## AIM:
Check each line of the material. Copy those containing "obrotu".

[Collected data entries]
----------

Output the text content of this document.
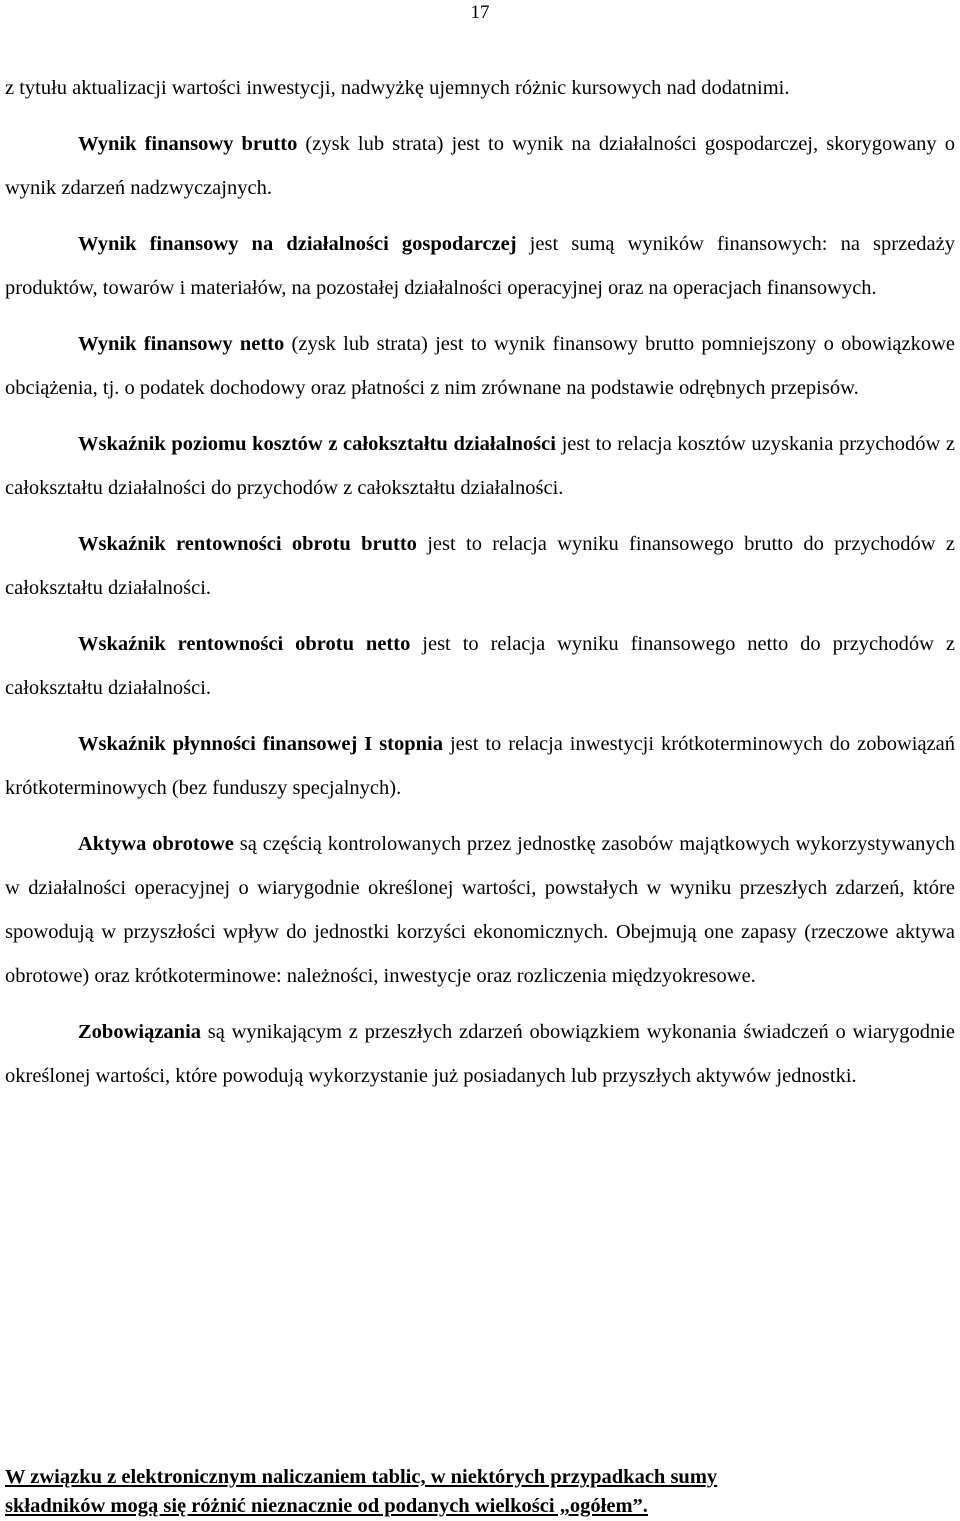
17

z tytułu aktualizacji wartości inwestycji, nadwyżkę ujemnych różnic kursowych nad dodatnimi.

Wynik finansowy brutto (zysk lub strata) jest to wynik na działalności gospodarczej, skorygowany o wynik zdarzeń nadzwyczajnych.

Wynik finansowy na działalności gospodarczej jest sumą wyników finansowych: na sprzedaży produktów, towarów i materiałów, na pozostałej działalności operacyjnej oraz na operacjach finansowych.

Wynik finansowy netto (zysk lub strata) jest to wynik finansowy brutto pomniejszony o obowiązkowe obciążenia, tj. o podatek dochodowy oraz płatności z nim zrównane na podstawie odrębnych przepisów.

Wskaźnik poziomu kosztów z całokształtu działalności jest to relacja kosztów uzyskania przychodów z całokształtu działalności do przychodów z całokształtu działalności.

Wskaźnik rentowności obrotu brutto jest to relacja wyniku finansowego brutto do przychodów z całokształtu działalności.

Wskaźnik rentowności obrotu netto jest to relacja wyniku finansowego netto do przychodów z całokształtu działalności.

Wskaźnik płynności finansowej I stopnia jest to relacja inwestycji krótkoterminowych do zobowiązań krótkoterminowych (bez funduszy specjalnych).

Aktywa obrotowe są częścią kontrolowanych przez jednostkę zasobów majątkowych wykorzystywanych w działalności operacyjnej o wiarygodnie określonej wartości, powstałych w wyniku przeszłych zdarzeń, które spowodują w przyszłości wpływ do jednostki korzyści ekonomicznych. Obejmują one zapasy (rzeczowe aktywa obrotowe) oraz krótkoterminowe: należności, inwestycje oraz rozliczenia międzyokresowe.

Zobowiązania są wynikającym z przeszłych zdarzeń obowiązkiem wykonania świadczeń o wiarygodnie określonej wartości, które powodują wykorzystanie już posiadanych lub przyszłych aktywów jednostki.

W związku z elektronicznym naliczaniem tablic, w niektórych przypadkach sumy
składników mogą się różnić nieznacznie od podanych wielkości „ogółem”.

----------

## REPLY TO THE TASK:
Wskaźnik rentowności obrotu brutto jest to relacja wyniku finansowego brutto do przychodów z całokształtu działalności.
Wskaźnik rentowności obrotu netto jest to relacja wyniku finansowego netto do przychodów z całokształtu działalności.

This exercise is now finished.